[Figure record extracts]
________________________________________
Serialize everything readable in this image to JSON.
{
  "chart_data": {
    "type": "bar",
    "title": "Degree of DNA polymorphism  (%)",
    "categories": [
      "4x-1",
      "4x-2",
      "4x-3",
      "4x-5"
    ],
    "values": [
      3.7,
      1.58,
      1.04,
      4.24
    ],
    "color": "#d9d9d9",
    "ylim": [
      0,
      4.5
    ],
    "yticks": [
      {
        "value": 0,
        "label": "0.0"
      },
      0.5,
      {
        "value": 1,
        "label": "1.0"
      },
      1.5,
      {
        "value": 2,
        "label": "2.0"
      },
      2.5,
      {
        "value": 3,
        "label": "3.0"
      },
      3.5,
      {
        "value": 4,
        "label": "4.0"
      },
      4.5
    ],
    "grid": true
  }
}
________________________________________
The data above must be returned in full, exactly as written.

Serialize everything readable in this image to JSON.
{
  "chart_data": {
    "type": "bar",
    "title": "Degree of DNA polymorphism  (%)",
    "categories": [
      "4x-1",
      "4x-2",
      "4x-3",
      "4x-5"
    ],
    "values": [
      3.7,
      1.58,
      1.04,
      4.24
    ],
    "color": "#d9d9d9",
    "ylim": [
      0,
      4.5
    ],
    "yticks": [
      {
        "value": 0,
        "label": "0.0"
      },
      0.5,
      {
        "value": 1,
        "label": "1.0"
      },
      1.5,
      {
        "value": 2,
        "label": "2.0"
      },
      2.5,
      {
        "value": 3,
        "label": "3.0"
      },
      3.5,
      {
        "value": 4,
        "label": "4.0"
      },
      4.5
    ],
    "grid": true
  }
}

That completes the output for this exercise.